## [STATED GOAL]
Pick every line from the data that holds the word "giới".

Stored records
##############################

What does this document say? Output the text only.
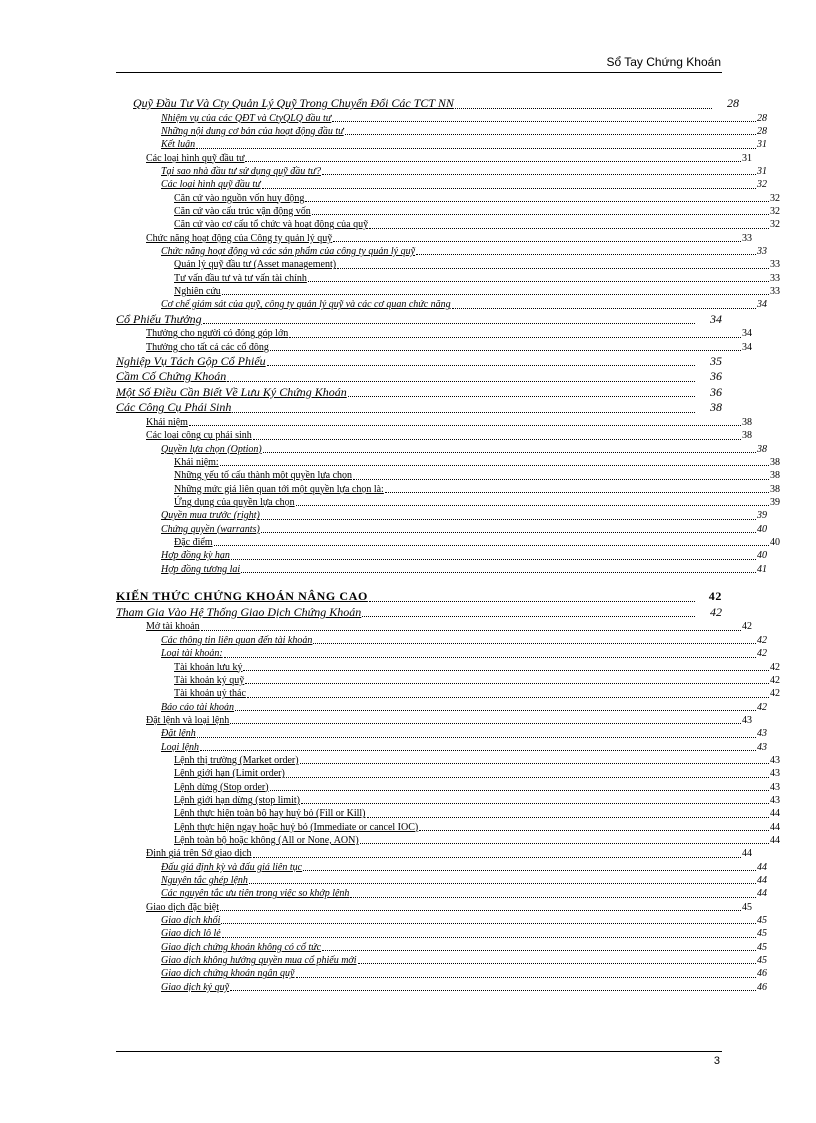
Sổ Tay Chứng Khoán
Quỹ Đầu Tư Và Cty Quản Lý Quỹ Trong Chuyển Đổi Các TCT NN	28
Nhiệm vụ của các QĐT và CtyQLQ đầu tư	28
Những nội dung cơ bản của hoạt động đầu tư	28
Kết luận	31
Các loại hình quỹ đầu tư	31
Tại sao nhà đầu tư sử dụng quỹ đầu tư?	31
Các loại hình quỹ đầu tư	32
Căn cứ vào nguồn vốn huy động	32
Căn cứ vào cấu trúc vận động vốn	32
Căn cứ vào cơ cấu tổ chức và hoạt động của quỹ	32
Chức năng hoạt động của Công ty quản lý quỹ	33
Chức năng hoạt động và các sản phẩm của công ty quản lý quỹ	33
Quản lý quỹ đầu tư (Asset management)	33
Tư vấn đầu tư và tư vấn tài chính	33
Nghiên cứu	33
Cơ chế giám sát của quỹ, công ty quản lý quỹ và các cơ quan chức năng	34
Cổ Phiếu Thưởng	34
Thưởng cho người có đóng góp lớn	34
Thưởng cho tất cả các cổ đông	34
Nghiệp Vụ Tách Gộp Cổ Phiếu	35
Cầm Cố Chứng Khoán	36
Một Số Điều Cần Biết Về Lưu Ký Chứng Khoán	36
Các Công Cụ Phái Sinh	38
Khái niệm	38
Các loại công cụ phái sinh	38
Quyền lựa chọn (Option)	38
Khái niệm:	38
Những yếu tố cấu thành một quyền lựa chọn	38
Những mức giá liên quan tới một quyền lựa chọn là:	38
Ứng dụng của quyền lựa chọn	39
Quyền mua trước (right)	39
Chứng quyền (warrants)	40
Đặc điểm	40
Hợp đồng kỳ hạn	40
Hợp đồng tương lai	41
KIẾN THỨC CHỨNG KHOÁN NÂNG CAO	42
Tham Gia Vào Hệ Thống Giao Dịch Chứng Khoán	42
Mở tài khoản	42
Các thông tin liên quan đến tài khoản	42
Loại tài khoản:	42
Tài khoản lưu ký	42
Tài khoản ký quỹ	42
Tài khoản uỷ thác	42
Báo cáo tài khoản	42
Đặt lệnh và loại lệnh	43
Đặt lệnh	43
Loại lệnh	43
Lệnh thị trường (Market order)	43
Lệnh giới hạn (Limit order)	43
Lệnh dừng (Stop order)	43
Lệnh giới hạn dừng (stop limit)	43
Lệnh thực hiện toàn bộ hay huỷ bỏ (Fill or Kill)	44
Lệnh thực hiện ngay hoặc huỷ bỏ (Immediate or cancel IOC)	44
Lệnh toàn bộ hoặc không (All or None, AON)	44
Định giá trên Sở giao dịch	44
Đấu giá định kỳ và đấu giá liên tục	44
Nguyên tắc ghép lệnh	44
Các nguyên tắc ưu tiên trong việc so khớp lệnh	44
Giao dịch đặc biệt	45
Giao dịch khối	45
Giao dịch lô lẻ	45
Giao dịch chứng khoán không có cổ tức	45
Giao dịch không hưởng quyền mua cổ phiếu mới	45
Giao dịch chứng khoán ngân quỹ	46
Giao dịch ký quỹ	46
3
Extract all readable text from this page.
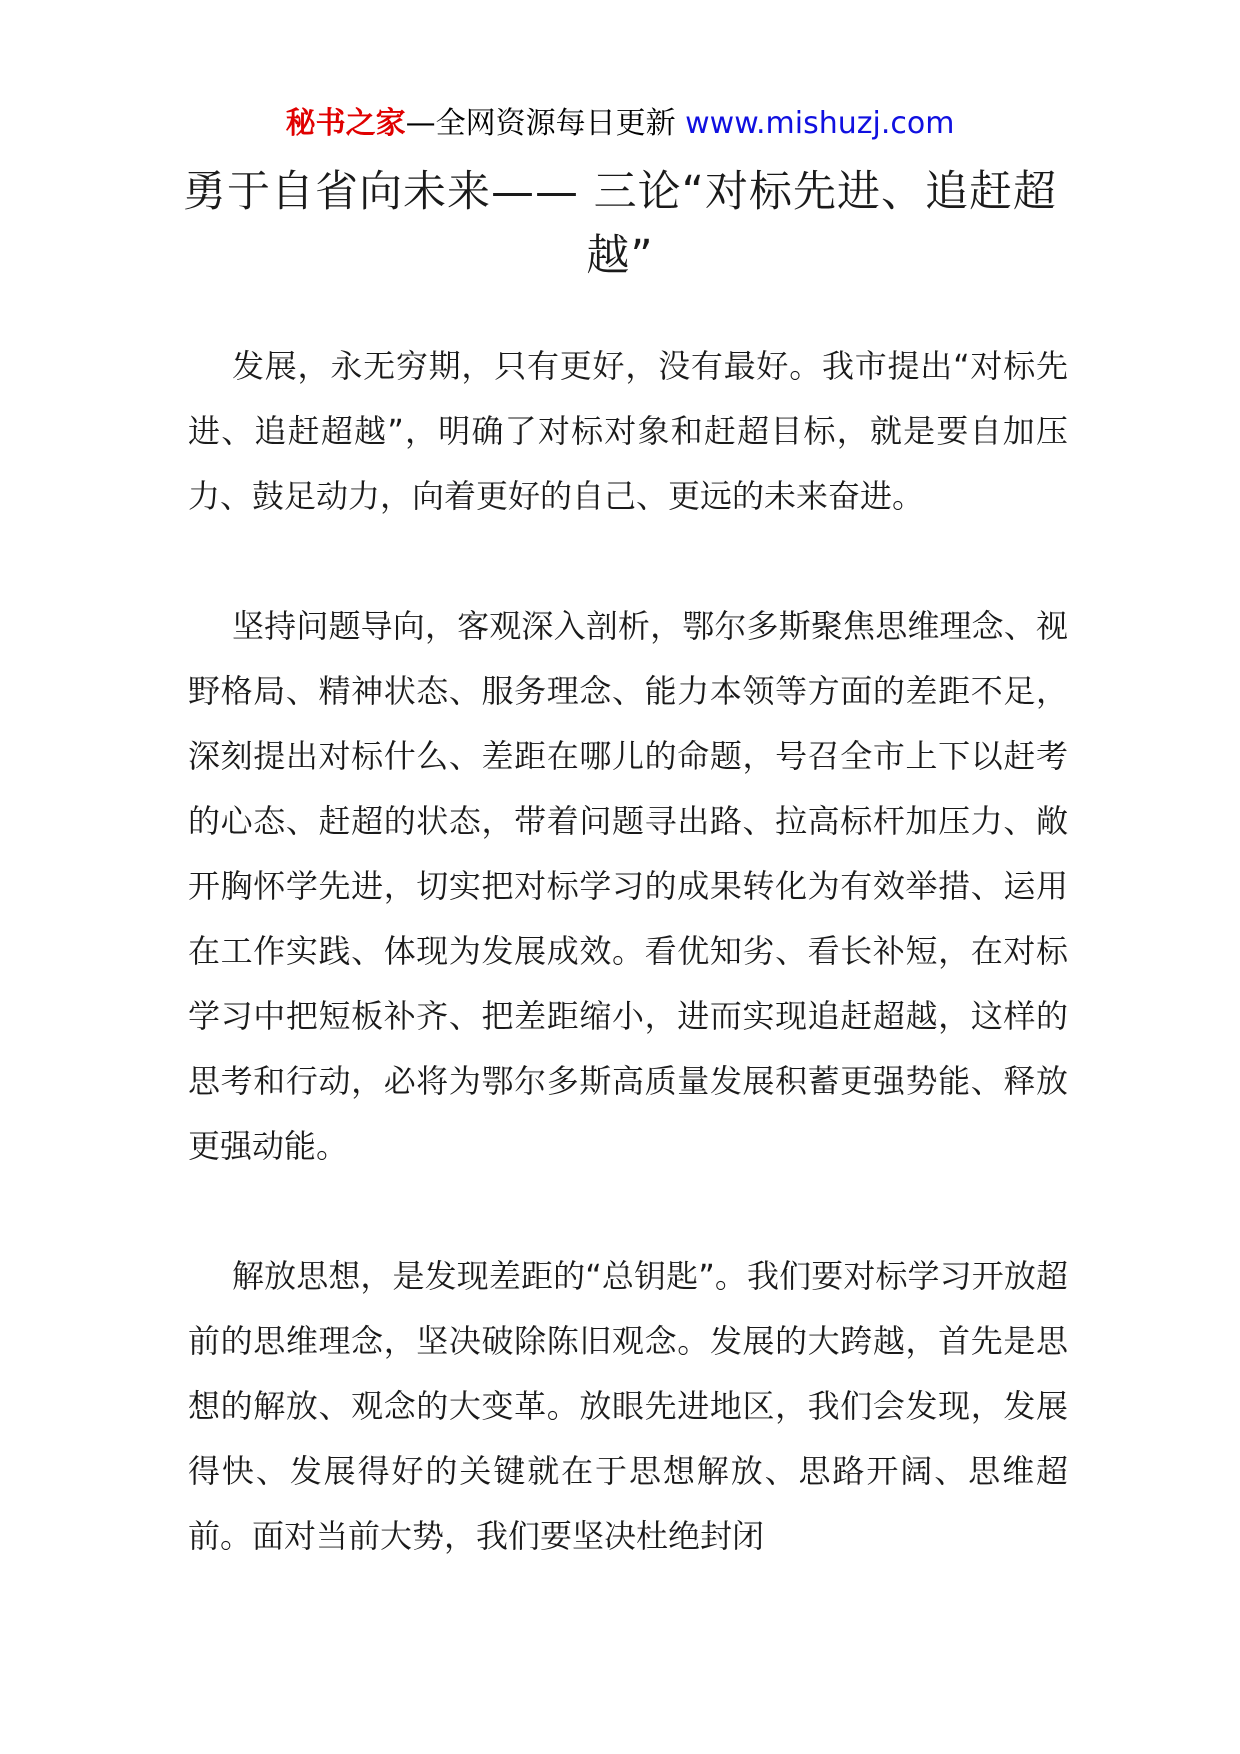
秘书之家—全网资源每日更新 www.mishuzj.com
勇于自省向未来—— 三论“对标先进、追赶超越”

发展，永无穷期，只有更好，没有最好。我市提出“对标先进、追赶超越”，明确了对标对象和赶超目标，就是要自加压力、鼓足动力，向着更好的自己、更远的未来奋进。

坚持问题导向，客观深入剖析，鄂尔多斯聚焦思维理念、视野格局、精神状态、服务理念、能力本领等方面的差距不足，深刻提出对标什么、差距在哪儿的命题，号召全市上下以赶考的心态、赶超的状态，带着问题寻出路、拉高标杆加压力、敞开胸怀学先进，切实把对标学习的成果转化为有效举措、运用在工作实践、体现为发展成效。看优知劣、看长补短，在对标学习中把短板补齐、把差距缩小，进而实现追赶超越，这样的思考和行动，必将为鄂尔多斯高质量发展积蓄更强势能、释放更强动能。

解放思想，是发现差距的“总钥匙”。我们要对标学习开放超前的思维理念，坚决破除陈旧观念。发展的大跨越，首先是思想的解放、观念的大变革。放眼先进地区，我们会发现，发展得快、发展得好的关键就在于思想解放、思路开阔、思维超前。面对当前大势，我们要坚决杜绝封闭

##############################

## [EXERCISE RESULT]
Lệnh giới hạn (Limit order)	43
Lệnh giới hạn dừng (stop limit)	43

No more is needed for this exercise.